• _Objective_:
Answer with one number only: the number of lines that contain "screenshot".

---

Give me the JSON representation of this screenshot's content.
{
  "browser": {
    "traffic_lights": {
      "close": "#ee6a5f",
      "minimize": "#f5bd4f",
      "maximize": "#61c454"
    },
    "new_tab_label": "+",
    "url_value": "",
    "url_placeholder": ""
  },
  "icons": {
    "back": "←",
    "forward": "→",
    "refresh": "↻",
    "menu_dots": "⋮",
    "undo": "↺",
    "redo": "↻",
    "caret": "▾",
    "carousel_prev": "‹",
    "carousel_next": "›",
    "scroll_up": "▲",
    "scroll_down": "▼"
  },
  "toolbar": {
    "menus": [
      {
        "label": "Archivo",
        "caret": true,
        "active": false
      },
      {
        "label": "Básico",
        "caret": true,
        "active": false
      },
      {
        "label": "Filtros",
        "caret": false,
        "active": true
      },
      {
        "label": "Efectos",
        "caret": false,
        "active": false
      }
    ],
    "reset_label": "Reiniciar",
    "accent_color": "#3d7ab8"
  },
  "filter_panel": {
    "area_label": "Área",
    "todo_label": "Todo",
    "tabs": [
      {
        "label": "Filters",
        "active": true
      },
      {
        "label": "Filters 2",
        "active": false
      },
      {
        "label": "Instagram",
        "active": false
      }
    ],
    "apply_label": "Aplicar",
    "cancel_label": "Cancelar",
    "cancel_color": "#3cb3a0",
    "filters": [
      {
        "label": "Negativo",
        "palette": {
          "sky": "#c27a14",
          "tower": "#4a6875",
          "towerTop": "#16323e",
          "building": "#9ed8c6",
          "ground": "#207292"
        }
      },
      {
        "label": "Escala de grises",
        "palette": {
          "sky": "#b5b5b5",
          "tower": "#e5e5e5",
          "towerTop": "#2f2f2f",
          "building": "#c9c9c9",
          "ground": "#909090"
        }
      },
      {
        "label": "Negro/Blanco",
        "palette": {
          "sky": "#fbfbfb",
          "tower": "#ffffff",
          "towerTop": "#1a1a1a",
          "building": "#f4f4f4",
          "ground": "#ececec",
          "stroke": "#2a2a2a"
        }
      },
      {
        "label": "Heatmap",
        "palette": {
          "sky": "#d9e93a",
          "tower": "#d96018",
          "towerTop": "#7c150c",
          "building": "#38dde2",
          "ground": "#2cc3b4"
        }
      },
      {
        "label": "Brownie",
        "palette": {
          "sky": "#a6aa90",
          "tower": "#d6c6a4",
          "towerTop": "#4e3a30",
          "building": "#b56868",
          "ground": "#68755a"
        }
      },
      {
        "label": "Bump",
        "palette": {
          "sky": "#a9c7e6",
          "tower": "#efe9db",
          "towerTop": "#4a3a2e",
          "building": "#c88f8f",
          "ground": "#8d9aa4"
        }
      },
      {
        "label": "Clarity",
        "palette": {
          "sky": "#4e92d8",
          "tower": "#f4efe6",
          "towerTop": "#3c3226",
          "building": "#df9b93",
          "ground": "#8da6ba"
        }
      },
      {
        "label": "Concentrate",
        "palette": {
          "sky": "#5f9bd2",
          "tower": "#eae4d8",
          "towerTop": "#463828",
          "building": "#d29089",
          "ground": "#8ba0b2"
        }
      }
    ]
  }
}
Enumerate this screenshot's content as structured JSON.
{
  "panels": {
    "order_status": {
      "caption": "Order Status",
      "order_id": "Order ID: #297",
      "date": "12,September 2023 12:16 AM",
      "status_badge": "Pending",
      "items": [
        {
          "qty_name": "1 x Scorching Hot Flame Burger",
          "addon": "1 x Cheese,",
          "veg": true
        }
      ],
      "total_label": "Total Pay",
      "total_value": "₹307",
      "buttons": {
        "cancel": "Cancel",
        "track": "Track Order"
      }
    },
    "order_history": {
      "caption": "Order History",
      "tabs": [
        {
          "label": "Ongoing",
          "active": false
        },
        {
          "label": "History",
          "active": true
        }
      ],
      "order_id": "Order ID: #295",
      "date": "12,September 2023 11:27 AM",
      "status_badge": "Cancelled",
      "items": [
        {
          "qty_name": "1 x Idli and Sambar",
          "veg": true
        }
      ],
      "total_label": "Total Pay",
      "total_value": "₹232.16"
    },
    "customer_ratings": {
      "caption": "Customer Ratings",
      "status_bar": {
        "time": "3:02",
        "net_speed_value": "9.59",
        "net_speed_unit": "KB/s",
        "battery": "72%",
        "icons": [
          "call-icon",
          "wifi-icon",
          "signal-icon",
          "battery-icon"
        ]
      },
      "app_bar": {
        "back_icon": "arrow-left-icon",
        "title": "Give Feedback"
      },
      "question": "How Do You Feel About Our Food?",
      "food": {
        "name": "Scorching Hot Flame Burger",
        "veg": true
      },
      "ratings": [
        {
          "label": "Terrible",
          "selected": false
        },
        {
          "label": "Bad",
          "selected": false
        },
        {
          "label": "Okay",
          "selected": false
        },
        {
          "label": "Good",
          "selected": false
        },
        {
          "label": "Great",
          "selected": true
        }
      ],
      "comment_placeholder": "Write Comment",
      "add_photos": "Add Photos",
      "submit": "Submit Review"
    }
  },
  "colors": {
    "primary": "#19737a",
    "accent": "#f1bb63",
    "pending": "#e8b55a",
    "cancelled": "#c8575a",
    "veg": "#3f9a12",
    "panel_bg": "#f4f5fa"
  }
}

---

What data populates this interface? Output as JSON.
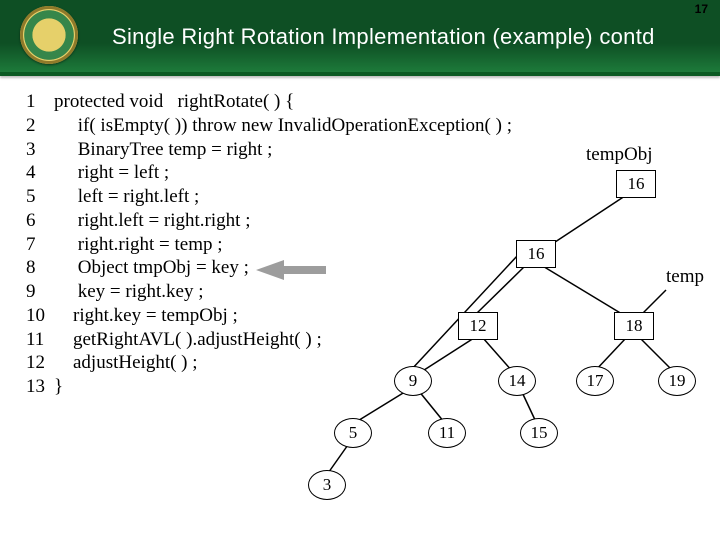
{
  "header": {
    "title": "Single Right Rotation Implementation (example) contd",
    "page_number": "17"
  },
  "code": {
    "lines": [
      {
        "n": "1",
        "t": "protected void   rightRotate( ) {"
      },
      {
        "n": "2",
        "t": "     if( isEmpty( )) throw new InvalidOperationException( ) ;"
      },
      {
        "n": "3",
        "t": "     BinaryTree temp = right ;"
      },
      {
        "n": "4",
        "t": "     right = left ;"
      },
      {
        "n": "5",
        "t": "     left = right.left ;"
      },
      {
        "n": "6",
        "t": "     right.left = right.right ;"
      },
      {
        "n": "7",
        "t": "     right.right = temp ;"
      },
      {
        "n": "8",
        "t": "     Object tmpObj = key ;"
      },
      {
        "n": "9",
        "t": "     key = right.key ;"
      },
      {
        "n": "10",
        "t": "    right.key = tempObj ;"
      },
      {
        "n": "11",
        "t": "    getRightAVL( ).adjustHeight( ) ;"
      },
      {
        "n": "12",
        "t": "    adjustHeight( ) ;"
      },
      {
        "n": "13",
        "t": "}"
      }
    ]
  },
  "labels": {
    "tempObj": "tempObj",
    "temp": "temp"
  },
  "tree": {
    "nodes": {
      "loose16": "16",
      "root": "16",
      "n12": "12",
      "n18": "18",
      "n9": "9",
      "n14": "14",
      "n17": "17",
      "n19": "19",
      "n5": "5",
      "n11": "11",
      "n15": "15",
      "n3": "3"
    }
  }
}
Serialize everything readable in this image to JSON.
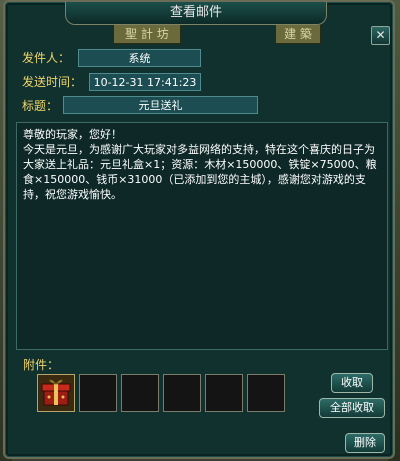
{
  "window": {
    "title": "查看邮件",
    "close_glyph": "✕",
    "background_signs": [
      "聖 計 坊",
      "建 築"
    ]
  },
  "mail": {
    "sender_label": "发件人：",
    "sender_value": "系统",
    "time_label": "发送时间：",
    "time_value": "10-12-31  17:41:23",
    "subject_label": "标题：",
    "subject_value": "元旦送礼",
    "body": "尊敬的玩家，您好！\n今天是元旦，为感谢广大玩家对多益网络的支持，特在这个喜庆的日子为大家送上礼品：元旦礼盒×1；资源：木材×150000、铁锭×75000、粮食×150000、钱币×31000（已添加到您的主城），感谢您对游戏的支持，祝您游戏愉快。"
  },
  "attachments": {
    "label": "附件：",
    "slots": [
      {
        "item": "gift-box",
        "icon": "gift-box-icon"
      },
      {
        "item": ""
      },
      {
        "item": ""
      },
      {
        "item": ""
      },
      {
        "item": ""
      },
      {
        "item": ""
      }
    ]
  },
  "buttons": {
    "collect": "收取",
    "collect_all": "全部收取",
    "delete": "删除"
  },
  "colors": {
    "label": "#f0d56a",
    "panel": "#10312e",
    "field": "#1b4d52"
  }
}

---

• _Worked answer_:
2